Copy out each line featuring the string "JSON" from the entries beneath.

Dataset rows about figures:
______
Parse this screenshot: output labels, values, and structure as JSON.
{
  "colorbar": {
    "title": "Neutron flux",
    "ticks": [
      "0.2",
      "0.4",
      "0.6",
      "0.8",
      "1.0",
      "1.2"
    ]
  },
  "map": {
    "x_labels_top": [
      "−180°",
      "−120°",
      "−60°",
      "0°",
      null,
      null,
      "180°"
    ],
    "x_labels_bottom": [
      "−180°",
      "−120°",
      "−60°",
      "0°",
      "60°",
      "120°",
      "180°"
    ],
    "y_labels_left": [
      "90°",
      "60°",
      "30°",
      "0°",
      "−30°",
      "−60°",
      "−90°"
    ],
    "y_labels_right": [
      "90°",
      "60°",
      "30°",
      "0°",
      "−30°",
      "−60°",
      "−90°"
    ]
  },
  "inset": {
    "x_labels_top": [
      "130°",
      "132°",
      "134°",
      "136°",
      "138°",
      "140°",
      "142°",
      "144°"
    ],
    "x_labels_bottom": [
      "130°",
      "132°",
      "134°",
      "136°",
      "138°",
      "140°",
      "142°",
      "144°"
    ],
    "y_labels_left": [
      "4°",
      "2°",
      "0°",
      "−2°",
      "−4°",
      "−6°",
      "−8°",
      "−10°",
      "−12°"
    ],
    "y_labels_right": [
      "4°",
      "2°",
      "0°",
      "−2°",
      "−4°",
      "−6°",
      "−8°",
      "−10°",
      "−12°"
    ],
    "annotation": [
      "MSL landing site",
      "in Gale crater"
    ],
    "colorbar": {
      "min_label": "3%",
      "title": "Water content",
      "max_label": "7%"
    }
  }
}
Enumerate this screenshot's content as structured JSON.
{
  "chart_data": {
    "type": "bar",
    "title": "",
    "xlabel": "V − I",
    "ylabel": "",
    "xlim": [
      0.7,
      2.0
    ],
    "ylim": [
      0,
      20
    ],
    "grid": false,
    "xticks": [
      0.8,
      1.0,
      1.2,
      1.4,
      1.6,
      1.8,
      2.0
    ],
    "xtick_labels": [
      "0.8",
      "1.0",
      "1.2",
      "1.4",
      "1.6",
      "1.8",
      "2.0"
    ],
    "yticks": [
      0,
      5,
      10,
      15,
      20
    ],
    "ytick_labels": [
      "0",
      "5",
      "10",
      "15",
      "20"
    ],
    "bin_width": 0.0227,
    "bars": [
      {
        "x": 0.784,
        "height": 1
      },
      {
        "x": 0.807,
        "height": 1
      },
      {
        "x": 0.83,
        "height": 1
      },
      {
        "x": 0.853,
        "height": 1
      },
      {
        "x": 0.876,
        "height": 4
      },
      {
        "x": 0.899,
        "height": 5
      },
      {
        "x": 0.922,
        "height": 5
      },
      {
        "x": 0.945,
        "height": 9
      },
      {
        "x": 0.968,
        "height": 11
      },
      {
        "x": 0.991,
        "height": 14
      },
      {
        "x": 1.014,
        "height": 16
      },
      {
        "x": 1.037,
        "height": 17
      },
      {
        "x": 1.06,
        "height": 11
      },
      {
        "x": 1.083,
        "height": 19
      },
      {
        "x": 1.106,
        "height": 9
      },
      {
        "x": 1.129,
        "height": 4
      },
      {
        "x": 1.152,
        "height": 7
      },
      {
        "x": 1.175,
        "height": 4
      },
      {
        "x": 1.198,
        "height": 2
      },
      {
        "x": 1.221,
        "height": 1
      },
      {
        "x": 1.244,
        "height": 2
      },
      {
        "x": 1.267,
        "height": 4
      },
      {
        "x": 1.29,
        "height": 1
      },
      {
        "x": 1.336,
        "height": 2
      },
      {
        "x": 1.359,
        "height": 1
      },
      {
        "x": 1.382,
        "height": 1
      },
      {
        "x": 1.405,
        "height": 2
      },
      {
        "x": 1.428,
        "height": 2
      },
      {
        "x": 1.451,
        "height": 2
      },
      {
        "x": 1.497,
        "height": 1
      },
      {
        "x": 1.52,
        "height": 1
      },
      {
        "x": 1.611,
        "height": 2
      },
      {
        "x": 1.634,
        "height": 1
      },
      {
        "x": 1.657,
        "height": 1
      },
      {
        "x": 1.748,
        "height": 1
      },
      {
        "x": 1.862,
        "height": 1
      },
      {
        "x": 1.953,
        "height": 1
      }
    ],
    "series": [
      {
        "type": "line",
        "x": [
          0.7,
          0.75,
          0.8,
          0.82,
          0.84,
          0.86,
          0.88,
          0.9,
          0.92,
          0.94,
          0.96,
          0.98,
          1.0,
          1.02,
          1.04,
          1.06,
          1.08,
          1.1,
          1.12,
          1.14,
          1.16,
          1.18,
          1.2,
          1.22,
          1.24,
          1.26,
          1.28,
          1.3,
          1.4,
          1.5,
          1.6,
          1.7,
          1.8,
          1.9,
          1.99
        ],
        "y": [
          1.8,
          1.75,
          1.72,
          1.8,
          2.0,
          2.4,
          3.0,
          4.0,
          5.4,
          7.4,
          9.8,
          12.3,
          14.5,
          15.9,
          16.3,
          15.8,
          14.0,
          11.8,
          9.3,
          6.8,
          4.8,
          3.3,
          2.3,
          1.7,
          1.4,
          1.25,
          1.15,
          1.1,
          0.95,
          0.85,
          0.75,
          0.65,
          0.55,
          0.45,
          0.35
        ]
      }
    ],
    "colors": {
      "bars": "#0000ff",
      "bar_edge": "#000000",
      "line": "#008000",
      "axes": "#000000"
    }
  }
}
______
Result of this task
Parse this screenshot: output labels, values, and structure as JSON.
Enumerate this screenshot's content as structured JSON.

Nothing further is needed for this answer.